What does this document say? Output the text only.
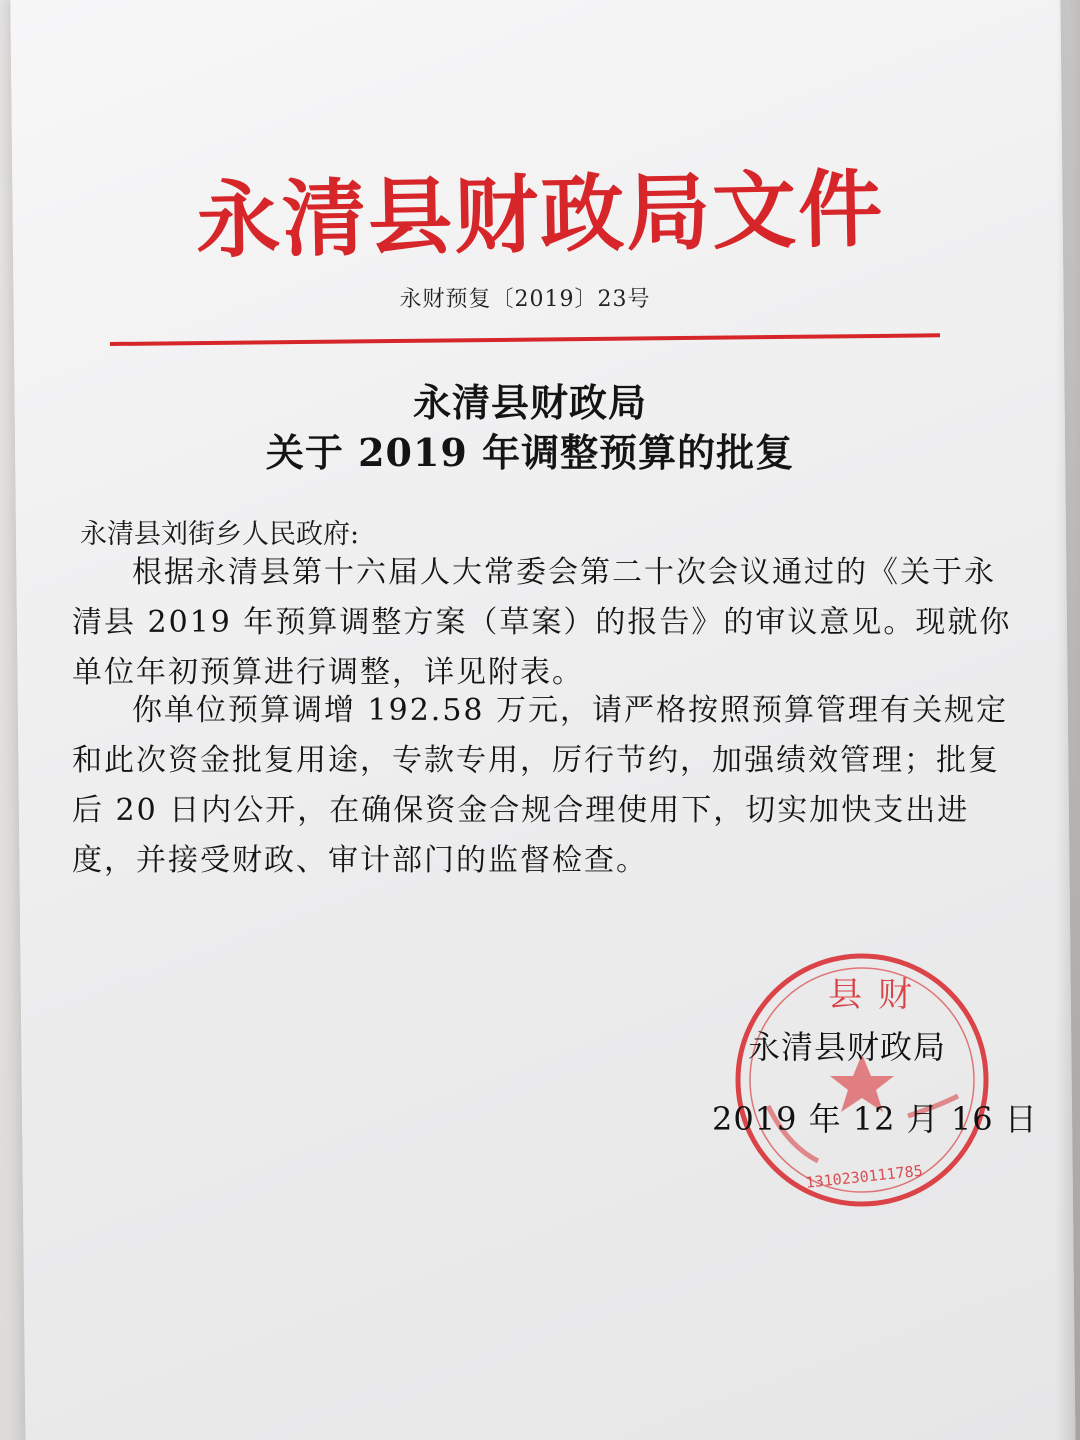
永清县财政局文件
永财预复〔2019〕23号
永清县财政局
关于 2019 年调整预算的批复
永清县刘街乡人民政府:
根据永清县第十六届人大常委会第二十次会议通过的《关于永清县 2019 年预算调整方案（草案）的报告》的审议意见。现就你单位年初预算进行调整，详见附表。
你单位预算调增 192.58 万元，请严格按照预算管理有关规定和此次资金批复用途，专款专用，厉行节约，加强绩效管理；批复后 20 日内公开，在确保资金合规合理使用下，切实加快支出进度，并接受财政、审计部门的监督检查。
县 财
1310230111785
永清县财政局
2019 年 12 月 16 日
#####
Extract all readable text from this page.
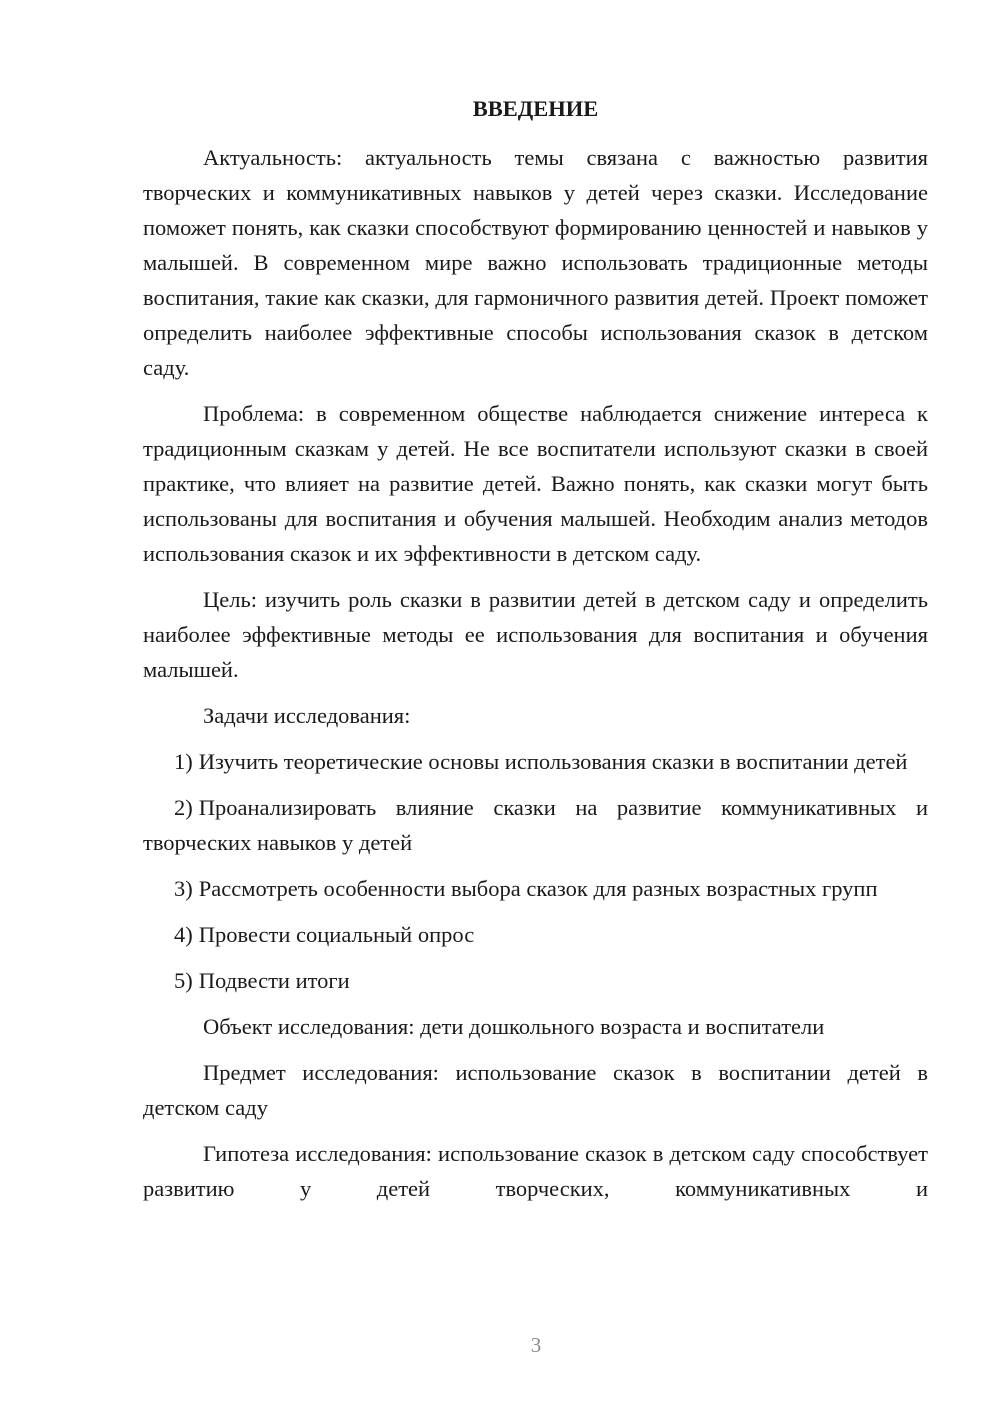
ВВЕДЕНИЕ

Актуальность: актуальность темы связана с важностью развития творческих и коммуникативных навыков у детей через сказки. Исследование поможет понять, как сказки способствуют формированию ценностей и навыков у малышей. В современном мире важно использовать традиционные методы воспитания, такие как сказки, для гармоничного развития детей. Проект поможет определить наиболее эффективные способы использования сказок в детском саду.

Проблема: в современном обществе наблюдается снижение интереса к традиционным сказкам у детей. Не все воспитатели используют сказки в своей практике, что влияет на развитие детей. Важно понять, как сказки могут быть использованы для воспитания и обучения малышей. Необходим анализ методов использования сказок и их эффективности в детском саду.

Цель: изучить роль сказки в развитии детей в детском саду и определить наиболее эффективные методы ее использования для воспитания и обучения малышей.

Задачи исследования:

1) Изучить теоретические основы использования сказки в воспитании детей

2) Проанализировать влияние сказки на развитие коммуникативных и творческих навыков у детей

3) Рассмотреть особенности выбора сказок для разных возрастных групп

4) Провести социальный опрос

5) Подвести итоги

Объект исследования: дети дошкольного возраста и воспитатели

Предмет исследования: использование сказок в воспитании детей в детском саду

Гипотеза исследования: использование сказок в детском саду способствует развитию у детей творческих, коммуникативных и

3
#####
CHALLENGE —
Select all lines in the listing above where the word "воспитании" appears, and show them.

THE OUTPUT —
1) Изучить теоретические основы использования сказки в воспитании детей
Предмет исследования: использование сказок в воспитании детей в детском саду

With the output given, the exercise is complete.